> What this task involves: Reproduce the whole listing, character for character.

> Extracted data:
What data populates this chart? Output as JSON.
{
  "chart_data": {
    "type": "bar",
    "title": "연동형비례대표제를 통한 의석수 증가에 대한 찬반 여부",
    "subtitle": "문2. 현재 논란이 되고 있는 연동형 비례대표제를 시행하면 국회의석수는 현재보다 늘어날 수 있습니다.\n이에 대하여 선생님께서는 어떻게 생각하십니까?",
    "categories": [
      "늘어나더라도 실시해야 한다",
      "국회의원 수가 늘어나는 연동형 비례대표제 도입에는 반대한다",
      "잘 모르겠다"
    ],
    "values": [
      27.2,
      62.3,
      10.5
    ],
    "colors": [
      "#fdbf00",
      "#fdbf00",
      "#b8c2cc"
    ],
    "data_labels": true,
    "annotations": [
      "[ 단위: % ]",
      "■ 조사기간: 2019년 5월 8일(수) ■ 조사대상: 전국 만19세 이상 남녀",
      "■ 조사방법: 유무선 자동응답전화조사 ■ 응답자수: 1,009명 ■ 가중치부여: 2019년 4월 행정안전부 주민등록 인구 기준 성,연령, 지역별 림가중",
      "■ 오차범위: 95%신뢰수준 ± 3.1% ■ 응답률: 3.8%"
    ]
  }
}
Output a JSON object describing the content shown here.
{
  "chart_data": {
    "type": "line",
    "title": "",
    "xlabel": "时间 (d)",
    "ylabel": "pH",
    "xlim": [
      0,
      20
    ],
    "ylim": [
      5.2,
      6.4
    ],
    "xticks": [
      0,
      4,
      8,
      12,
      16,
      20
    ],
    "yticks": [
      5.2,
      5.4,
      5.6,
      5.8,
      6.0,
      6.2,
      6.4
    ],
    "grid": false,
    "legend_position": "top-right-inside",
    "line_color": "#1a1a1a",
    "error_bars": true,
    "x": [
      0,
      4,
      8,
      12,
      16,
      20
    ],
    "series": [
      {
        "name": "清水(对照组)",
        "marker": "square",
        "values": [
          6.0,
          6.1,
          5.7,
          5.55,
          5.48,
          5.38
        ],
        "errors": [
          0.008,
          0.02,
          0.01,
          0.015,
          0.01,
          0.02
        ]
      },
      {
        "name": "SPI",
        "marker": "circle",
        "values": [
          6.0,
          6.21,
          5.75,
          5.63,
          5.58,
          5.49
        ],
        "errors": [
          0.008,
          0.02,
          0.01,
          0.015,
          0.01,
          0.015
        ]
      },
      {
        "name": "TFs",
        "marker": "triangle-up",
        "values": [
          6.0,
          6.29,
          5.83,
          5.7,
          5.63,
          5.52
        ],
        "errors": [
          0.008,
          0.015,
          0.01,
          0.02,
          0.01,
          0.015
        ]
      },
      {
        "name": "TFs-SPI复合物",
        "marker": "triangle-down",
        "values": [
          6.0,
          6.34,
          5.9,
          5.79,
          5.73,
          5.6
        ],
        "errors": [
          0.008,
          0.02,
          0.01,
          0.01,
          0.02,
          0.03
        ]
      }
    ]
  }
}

> Task answer:
What data populates this chart? Output as JSON.
{
  "chart_data": {
    "type": "bar",
    "title": "연동형비례대표제를 통한 의석수 증가에 대한 찬반 여부",
    "subtitle": "문2. 현재 논란이 되고 있는 연동형 비례대표제를 시행하면 국회의석수는 현재보다 늘어날 수 있습니다.\n이에 대하여 선생님께서는 어떻게 생각하십니까?",
    "categories": [
      "늘어나더라도 실시해야 한다",
      "국회의원 수가 늘어나는 연동형 비례대표제 도입에는 반대한다",
      "잘 모르겠다"
    ],
    "values": [
      27.2,
      62.3,
      10.5
    ],
    "colors": [
      "#fdbf00",
      "#fdbf00",
      "#b8c2cc"
    ],
    "data_labels": true,
    "annotations": [
      "[ 단위: % ]",
      "■ 조사기간: 2019년 5월 8일(수) ■ 조사대상: 전국 만19세 이상 남녀",
      "■ 조사방법: 유무선 자동응답전화조사 ■ 응답자수: 1,009명 ■ 가중치부여: 2019년 4월 행정안전부 주민등록 인구 기준 성,연령, 지역별 림가중",
      "■ 오차범위: 95%신뢰수준 ± 3.1% ■ 응답률: 3.8%"
    ]
  }
}
Output a JSON object describing the content shown here.
{
  "chart_data": {
    "type": "line",
    "title": "",
    "xlabel": "时间 (d)",
    "ylabel": "pH",
    "xlim": [
      0,
      20
    ],
    "ylim": [
      5.2,
      6.4
    ],
    "xticks": [
      0,
      4,
      8,
      12,
      16,
      20
    ],
    "yticks": [
      5.2,
      5.4,
      5.6,
      5.8,
      6.0,
      6.2,
      6.4
    ],
    "grid": false,
    "legend_position": "top-right-inside",
    "line_color": "#1a1a1a",
    "error_bars": true,
    "x": [
      0,
      4,
      8,
      12,
      16,
      20
    ],
    "series": [
      {
        "name": "清水(对照组)",
        "marker": "square",
        "values": [
          6.0,
          6.1,
          5.7,
          5.55,
          5.48,
          5.38
        ],
        "errors": [
          0.008,
          0.02,
          0.01,
          0.015,
          0.01,
          0.02
        ]
      },
      {
        "name": "SPI",
        "marker": "circle",
        "values": [
          6.0,
          6.21,
          5.75,
          5.63,
          5.58,
          5.49
        ],
        "errors": [
          0.008,
          0.02,
          0.01,
          0.015,
          0.01,
          0.015
        ]
      },
      {
        "name": "TFs",
        "marker": "triangle-up",
        "values": [
          6.0,
          6.29,
          5.83,
          5.7,
          5.63,
          5.52
        ],
        "errors": [
          0.008,
          0.015,
          0.01,
          0.02,
          0.01,
          0.015
        ]
      },
      {
        "name": "TFs-SPI复合物",
        "marker": "triangle-down",
        "values": [
          6.0,
          6.34,
          5.9,
          5.79,
          5.73,
          5.6
        ],
        "errors": [
          0.008,
          0.02,
          0.01,
          0.01,
          0.02,
          0.03
        ]
      }
    ]
  }
}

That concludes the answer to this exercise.